Directive> Set all the material down again unchanged, without the pictures.
## Begin
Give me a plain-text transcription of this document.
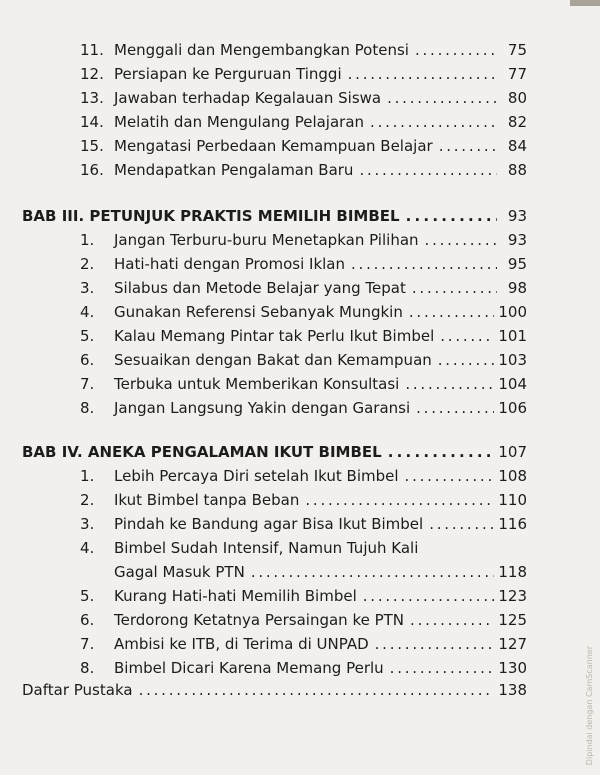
11. Menggali dan Mengembangkan Potensi . . .	75
12. Persiapan ke Perguruan Tinggi . . .	77
13. Jawaban terhadap Kegalauan Siswa . . .	80
14. Melatih dan Mengulang Pelajaran . . .	82
15. Mengatasi Perbedaan Kemampuan Belajar . . .	84
16. Mendapatkan Pengalaman Baru . . .	88
BAB III. PETUNJUK PRAKTIS MEMILIH BIMBEL . . .	93
1.	Jangan Terburu-buru Menetapkan Pilihan . . .	93
2.	Hati-hati dengan Promosi Iklan . . .	95
3.	Silabus dan Metode Belajar yang Tepat . . .	98
4.	Gunakan Referensi Sebanyak Mungkin . . .	100
5.	Kalau Memang Pintar tak Perlu Ikut Bimbel . . .	101
6.	Sesuaikan dengan Bakat dan Kemampuan . . .	103
7.	Terbuka untuk Memberikan Konsultasi . . .	104
8.	Jangan Langsung Yakin dengan Garansi . . .	106
BAB IV. ANEKA PENGALAMAN IKUT BIMBEL . . .	107
1.	Lebih Percaya Diri setelah Ikut Bimbel . . .	108
2.	Ikut Bimbel tanpa Beban . . .	110
3.	Pindah ke Bandung agar Bisa Ikut Bimbel . . .	116
4.	Bimbel Sudah Intensif, Namun Tujuh Kali
Gagal Masuk PTN . . .	118
5.	Kurang Hati-hati Memilih Bimbel . . .	123
6.	Terdorong Ketatnya Persaingan ke PTN . . .	125
7.	Ambisi ke ITB, di Terima di UNPAD . . .	127
8.	Bimbel Dicari Karena Memang Perlu . . .	130
Daftar Pustaka . . .	138	Dipindai dengan CamScanner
## End
Answer to this exercise>
Give me a plain-text transcription of this document.
11. Menggali dan Mengembangkan Potensi . . .	75
12. Persiapan ke Perguruan Tinggi . . .	77
13. Jawaban terhadap Kegalauan Siswa . . .	80
14. Melatih dan Mengulang Pelajaran . . .	82
15. Mengatasi Perbedaan Kemampuan Belajar . . .	84
16. Mendapatkan Pengalaman Baru . . .	88
BAB III. PETUNJUK PRAKTIS MEMILIH BIMBEL . . .	93
1.	Jangan Terburu-buru Menetapkan Pilihan . . .	93
2.	Hati-hati dengan Promosi Iklan . . .	95
3.	Silabus dan Metode Belajar yang Tepat . . .	98
4.	Gunakan Referensi Sebanyak Mungkin . . .	100
5.	Kalau Memang Pintar tak Perlu Ikut Bimbel . . .	101
6.	Sesuaikan dengan Bakat dan Kemampuan . . .	103
7.	Terbuka untuk Memberikan Konsultasi . . .	104
8.	Jangan Langsung Yakin dengan Garansi . . .	106
BAB IV. ANEKA PENGALAMAN IKUT BIMBEL . . .	107
1.	Lebih Percaya Diri setelah Ikut Bimbel . . .	108
2.	Ikut Bimbel tanpa Beban . . .	110
3.	Pindah ke Bandung agar Bisa Ikut Bimbel . . .	116
4.	Bimbel Sudah Intensif, Namun Tujuh Kali
Gagal Masuk PTN . . .	118
5.	Kurang Hati-hati Memilih Bimbel . . .	123
6.	Terdorong Ketatnya Persaingan ke PTN . . .	125
7.	Ambisi ke ITB, di Terima di UNPAD . . .	127
8.	Bimbel Dicari Karena Memang Perlu . . .	130
Daftar Pustaka . . .	138	Dipindai dengan CamScanner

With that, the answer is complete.